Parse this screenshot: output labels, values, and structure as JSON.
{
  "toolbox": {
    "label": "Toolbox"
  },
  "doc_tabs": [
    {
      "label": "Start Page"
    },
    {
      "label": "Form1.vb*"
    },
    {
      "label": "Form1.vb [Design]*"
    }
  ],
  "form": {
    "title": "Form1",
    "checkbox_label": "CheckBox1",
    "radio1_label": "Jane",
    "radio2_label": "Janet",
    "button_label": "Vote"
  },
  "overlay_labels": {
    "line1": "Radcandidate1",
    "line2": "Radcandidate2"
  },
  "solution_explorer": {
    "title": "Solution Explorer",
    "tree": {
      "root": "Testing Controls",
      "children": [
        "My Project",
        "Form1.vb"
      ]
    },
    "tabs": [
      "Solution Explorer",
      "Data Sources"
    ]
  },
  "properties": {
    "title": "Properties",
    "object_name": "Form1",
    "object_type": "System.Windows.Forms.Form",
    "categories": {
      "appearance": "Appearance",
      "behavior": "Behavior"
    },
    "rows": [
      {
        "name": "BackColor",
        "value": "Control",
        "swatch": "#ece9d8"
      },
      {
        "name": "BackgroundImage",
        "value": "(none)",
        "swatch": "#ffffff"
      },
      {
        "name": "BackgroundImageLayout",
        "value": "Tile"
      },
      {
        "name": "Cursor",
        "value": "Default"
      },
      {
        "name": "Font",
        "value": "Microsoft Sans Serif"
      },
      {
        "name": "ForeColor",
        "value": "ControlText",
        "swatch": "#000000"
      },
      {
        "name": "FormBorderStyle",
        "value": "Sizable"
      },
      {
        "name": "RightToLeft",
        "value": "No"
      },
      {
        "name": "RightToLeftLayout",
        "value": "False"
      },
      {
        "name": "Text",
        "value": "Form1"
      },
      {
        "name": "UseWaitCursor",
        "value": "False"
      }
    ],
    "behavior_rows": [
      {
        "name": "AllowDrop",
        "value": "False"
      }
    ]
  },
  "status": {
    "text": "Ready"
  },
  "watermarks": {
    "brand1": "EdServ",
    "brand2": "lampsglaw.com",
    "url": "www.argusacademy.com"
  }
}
+++++
» WHAT YOU SHOULD DO:
Copy every line in the entries above that has the string "swatch" in it.

» EXERCISE SOLUTION:
        "swatch": "#ece9d8"
        "swatch": "#ffffff"
        "swatch": "#000000"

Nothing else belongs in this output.